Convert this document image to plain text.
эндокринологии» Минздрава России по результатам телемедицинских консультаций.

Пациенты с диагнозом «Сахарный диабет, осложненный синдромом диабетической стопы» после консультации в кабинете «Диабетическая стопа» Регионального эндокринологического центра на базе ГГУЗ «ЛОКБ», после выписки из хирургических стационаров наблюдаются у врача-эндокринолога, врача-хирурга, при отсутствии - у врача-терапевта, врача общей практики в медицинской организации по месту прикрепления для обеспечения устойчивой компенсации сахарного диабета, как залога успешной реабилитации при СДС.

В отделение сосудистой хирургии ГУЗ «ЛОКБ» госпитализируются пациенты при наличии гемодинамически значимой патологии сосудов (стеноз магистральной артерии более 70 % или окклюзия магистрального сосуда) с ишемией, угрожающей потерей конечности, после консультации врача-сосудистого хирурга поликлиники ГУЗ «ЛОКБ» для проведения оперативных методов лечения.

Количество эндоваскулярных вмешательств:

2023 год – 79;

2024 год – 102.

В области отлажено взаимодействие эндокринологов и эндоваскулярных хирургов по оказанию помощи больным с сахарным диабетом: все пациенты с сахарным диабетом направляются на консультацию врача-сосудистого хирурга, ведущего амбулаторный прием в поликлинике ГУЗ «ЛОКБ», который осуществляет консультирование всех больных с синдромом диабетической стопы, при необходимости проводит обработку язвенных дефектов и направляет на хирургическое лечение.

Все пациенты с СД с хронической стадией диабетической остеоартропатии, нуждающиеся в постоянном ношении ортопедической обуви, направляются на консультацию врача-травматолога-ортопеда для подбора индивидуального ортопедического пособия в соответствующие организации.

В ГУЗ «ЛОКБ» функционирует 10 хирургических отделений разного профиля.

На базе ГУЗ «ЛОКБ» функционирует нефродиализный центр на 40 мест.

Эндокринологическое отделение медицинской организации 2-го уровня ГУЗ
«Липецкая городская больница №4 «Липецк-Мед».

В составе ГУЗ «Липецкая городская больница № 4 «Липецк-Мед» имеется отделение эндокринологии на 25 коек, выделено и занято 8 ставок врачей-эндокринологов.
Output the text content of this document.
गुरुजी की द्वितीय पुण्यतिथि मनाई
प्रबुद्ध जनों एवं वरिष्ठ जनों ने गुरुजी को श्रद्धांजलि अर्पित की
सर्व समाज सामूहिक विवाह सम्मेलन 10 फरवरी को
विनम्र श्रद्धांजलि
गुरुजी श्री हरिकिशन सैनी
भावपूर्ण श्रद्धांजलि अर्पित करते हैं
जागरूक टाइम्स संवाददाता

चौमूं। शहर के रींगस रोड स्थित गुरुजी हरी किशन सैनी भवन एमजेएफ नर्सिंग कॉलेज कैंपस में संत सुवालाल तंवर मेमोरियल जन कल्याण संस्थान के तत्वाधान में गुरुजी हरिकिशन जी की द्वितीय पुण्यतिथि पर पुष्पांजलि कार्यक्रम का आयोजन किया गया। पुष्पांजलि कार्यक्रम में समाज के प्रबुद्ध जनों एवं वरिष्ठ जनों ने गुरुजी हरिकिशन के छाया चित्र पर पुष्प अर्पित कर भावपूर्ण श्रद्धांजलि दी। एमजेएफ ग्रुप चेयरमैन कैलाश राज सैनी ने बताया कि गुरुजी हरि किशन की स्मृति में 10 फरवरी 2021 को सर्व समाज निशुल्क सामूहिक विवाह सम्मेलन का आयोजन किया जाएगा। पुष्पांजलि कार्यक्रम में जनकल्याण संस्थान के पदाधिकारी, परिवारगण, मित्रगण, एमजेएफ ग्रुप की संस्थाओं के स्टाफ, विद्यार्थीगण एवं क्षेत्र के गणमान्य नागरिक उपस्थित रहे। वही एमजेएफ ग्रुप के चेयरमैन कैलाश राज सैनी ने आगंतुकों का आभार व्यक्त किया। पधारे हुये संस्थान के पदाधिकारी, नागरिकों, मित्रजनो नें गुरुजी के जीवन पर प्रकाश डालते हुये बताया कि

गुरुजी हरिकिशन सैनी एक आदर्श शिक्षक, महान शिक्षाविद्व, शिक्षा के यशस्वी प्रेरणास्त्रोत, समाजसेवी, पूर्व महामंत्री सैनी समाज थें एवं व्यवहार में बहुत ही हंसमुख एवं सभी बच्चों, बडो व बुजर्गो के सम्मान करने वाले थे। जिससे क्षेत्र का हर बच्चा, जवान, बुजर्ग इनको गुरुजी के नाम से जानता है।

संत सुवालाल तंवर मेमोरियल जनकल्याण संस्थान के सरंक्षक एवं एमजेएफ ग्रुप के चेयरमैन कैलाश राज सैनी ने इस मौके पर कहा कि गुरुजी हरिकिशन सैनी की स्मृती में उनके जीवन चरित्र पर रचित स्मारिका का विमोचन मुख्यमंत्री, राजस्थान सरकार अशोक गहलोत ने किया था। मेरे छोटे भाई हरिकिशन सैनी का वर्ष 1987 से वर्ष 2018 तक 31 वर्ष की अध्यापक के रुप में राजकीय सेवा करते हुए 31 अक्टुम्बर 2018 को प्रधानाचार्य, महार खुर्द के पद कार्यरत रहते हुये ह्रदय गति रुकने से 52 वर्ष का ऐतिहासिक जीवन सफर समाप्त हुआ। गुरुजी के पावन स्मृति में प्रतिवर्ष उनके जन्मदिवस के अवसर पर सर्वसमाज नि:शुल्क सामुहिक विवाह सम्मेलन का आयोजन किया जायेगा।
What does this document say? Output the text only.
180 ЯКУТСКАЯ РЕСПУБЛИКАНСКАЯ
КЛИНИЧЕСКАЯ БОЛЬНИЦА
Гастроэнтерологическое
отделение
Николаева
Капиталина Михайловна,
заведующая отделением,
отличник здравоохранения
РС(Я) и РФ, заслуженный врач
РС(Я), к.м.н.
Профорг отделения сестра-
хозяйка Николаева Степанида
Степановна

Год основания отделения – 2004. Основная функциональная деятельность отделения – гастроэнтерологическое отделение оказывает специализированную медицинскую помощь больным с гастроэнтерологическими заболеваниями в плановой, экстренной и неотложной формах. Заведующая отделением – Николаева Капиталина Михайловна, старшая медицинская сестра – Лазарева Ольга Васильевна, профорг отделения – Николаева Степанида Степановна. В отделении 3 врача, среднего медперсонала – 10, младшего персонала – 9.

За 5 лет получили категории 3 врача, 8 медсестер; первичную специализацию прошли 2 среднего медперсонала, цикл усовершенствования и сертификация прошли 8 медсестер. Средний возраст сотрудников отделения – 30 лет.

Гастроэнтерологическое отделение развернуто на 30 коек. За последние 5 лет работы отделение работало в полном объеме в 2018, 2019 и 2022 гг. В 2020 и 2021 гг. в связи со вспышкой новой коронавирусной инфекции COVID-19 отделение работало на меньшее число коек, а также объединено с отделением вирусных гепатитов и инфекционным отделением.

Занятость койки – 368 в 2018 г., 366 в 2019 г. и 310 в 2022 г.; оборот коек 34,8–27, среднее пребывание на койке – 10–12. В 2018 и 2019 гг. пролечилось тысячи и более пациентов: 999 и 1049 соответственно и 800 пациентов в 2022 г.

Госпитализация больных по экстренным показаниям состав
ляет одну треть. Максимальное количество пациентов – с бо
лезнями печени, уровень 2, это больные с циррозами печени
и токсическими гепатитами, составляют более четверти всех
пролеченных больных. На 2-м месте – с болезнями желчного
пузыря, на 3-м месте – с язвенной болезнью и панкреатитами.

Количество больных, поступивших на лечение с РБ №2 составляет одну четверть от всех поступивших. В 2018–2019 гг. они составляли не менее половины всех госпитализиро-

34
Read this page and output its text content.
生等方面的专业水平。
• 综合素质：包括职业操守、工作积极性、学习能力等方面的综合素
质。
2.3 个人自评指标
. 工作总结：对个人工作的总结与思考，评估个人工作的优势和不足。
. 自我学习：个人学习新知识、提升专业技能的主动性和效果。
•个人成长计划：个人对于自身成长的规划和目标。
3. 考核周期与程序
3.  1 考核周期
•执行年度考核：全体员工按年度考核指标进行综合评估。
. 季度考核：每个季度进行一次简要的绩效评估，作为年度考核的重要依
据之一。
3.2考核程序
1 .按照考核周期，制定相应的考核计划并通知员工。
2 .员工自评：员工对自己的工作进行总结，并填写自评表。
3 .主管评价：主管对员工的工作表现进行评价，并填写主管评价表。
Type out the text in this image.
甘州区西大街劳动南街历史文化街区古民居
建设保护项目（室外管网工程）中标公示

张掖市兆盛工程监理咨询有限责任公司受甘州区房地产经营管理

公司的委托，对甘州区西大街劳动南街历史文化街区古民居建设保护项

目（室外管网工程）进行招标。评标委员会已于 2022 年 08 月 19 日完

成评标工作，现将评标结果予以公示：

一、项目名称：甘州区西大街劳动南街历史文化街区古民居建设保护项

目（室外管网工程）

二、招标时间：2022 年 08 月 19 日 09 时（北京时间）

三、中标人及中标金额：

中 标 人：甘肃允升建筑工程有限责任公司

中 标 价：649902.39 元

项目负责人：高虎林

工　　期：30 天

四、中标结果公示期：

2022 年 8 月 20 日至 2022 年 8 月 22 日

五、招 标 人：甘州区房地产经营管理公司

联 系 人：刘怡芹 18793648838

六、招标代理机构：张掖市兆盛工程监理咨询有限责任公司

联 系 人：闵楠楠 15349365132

########################################

## [AIM OF THE EXERCISE]
Repeat exactly the lines from the one containing "Read this page and output its text content." through the last line of the records above, both included, and nothing else.

## [TASK RESULT]
Read this page and output its text content.
生等方面的专业水平。
• 综合素质：包括职业操守、工作积极性、学习能力等方面的综合素
质。
2.3 个人自评指标
. 工作总结：对个人工作的总结与思考，评估个人工作的优势和不足。
. 自我学习：个人学习新知识、提升专业技能的主动性和效果。
•个人成长计划：个人对于自身成长的规划和目标。
3. 考核周期与程序
3.  1 考核周期
•执行年度考核：全体员工按年度考核指标进行综合评估。
. 季度考核：每个季度进行一次简要的绩效评估，作为年度考核的重要依
据之一。
3.2考核程序
1 .按照考核周期，制定相应的考核计划并通知员工。
2 .员工自评：员工对自己的工作进行总结，并填写自评表。
3 .主管评价：主管对员工的工作表现进行评价，并填写主管评价表。
Type out the text in this image.
甘州区西大街劳动南街历史文化街区古民居
建设保护项目（室外管网工程）中标公示

张掖市兆盛工程监理咨询有限责任公司受甘州区房地产经营管理

公司的委托，对甘州区西大街劳动南街历史文化街区古民居建设保护项

目（室外管网工程）进行招标。评标委员会已于 2022 年 08 月 19 日完

成评标工作，现将评标结果予以公示：

一、项目名称：甘州区西大街劳动南街历史文化街区古民居建设保护项

目（室外管网工程）

二、招标时间：2022 年 08 月 19 日 09 时（北京时间）

三、中标人及中标金额：

中 标 人：甘肃允升建筑工程有限责任公司

中 标 价：649902.39 元

项目负责人：高虎林

工　　期：30 天

四、中标结果公示期：

2022 年 8 月 20 日至 2022 年 8 月 22 日

五、招 标 人：甘州区房地产经营管理公司

联 系 人：刘怡芹 18793648838

六、招标代理机构：张掖市兆盛工程监理咨询有限责任公司

联 系 人：闵楠楠 15349365132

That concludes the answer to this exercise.